### Quoted passage:
= = = = = = =

Installed ORD steering brace along with putting in the 2WD sector shaft last night. I should get the upper shackle bushings today and hopefully have the axle up underneath the truck tonight.......
 
stallion85 said:
Still looking for some input on the rear springs. I have heard of removing the overload and every other spring in the pack to help them flex better. I plan on removing the bed, so there will be a significant weight loss in the rear....

I say remove the overload and every other until you get it where you want it. I removed just my overload when I put in my Zero Rates in and noticed a big difference in flex. Hope that helps
 
A guy I wheeled with last year had removed the overloads and you could really see how much more flex there was. Reminded me of the way monster trucks look when they are accelerating and stopping hard.

My vote would to just try the overload removal first and see how you like it.

= = = = = = =

(Element region listings)
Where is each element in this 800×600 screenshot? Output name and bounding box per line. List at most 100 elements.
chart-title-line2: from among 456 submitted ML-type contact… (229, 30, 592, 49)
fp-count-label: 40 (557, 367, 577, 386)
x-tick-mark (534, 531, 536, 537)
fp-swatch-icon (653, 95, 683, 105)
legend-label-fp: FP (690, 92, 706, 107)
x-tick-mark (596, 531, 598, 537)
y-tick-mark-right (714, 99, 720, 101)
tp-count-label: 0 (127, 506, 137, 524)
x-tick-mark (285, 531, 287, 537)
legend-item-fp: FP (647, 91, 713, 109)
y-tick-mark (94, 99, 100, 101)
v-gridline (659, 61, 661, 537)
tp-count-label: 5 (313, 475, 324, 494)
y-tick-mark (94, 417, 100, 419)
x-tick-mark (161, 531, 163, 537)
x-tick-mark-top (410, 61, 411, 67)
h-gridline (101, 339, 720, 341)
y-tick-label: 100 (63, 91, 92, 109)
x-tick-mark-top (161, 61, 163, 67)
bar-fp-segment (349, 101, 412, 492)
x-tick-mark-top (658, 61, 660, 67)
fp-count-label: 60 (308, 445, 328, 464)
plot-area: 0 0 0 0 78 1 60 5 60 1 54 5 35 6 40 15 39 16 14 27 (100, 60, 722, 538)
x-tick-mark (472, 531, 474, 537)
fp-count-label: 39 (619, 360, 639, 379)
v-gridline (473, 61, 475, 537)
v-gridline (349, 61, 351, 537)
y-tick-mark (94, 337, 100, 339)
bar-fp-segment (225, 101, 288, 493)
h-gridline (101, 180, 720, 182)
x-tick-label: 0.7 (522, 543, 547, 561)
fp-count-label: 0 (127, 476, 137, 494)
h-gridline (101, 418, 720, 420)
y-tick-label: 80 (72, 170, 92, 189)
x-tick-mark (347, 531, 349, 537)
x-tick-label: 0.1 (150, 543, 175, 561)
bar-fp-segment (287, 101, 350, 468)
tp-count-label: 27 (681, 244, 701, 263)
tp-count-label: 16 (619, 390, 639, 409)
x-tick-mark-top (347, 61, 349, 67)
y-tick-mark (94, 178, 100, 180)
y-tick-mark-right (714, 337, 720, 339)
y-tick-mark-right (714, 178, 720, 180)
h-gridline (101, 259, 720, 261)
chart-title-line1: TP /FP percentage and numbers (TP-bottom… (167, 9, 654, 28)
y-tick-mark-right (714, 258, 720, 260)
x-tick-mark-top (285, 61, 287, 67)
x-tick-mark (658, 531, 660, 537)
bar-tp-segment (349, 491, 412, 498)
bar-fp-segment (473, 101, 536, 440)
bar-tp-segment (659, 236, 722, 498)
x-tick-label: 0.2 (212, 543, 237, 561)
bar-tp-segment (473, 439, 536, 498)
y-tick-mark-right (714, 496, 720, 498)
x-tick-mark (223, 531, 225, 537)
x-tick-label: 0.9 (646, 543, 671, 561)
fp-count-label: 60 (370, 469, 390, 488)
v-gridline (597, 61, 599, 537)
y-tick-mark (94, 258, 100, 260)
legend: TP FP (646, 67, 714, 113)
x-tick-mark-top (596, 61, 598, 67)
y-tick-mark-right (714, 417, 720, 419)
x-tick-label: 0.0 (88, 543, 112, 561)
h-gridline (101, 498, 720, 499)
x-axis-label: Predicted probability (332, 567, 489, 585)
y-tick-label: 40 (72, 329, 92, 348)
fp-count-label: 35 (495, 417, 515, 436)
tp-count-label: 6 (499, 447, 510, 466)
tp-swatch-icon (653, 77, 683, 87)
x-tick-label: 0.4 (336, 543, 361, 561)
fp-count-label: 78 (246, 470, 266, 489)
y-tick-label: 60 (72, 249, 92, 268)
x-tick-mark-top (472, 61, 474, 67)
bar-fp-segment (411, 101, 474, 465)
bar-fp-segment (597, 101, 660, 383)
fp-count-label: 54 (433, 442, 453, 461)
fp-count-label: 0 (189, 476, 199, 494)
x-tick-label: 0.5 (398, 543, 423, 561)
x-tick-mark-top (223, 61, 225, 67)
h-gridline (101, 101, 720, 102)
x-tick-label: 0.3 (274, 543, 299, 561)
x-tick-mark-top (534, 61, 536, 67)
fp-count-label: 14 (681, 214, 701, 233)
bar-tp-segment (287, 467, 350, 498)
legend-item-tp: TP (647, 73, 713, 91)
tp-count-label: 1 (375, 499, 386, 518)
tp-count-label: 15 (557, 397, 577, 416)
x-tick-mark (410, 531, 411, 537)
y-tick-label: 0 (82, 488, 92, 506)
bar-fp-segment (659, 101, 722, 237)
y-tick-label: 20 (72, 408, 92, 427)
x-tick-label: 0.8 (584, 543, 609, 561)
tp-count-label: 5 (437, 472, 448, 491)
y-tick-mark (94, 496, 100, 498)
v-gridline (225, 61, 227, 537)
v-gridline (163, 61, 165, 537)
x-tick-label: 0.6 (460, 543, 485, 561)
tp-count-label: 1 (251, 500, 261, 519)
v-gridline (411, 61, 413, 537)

= = = = = = =

### Stated problem:
In the truck suspension thread, edit the part from "Installed ORD steering" up to and including "in the rear....", putting "spring hangers" in place of "shackle bushings".

### Output of the task:
Installed ORD steering brace along with putting in the 2WD sector shaft last night. I should get the upper spring hangers today and hopefully have the axle up underneath the truck tonight.......
 
stallion85 said:
Still looking for some input on the rear springs. I have heard of removing the overload and every other spring in the pack to help them flex better. I plan on removing the bed, so there will be a significant weight loss in the rear....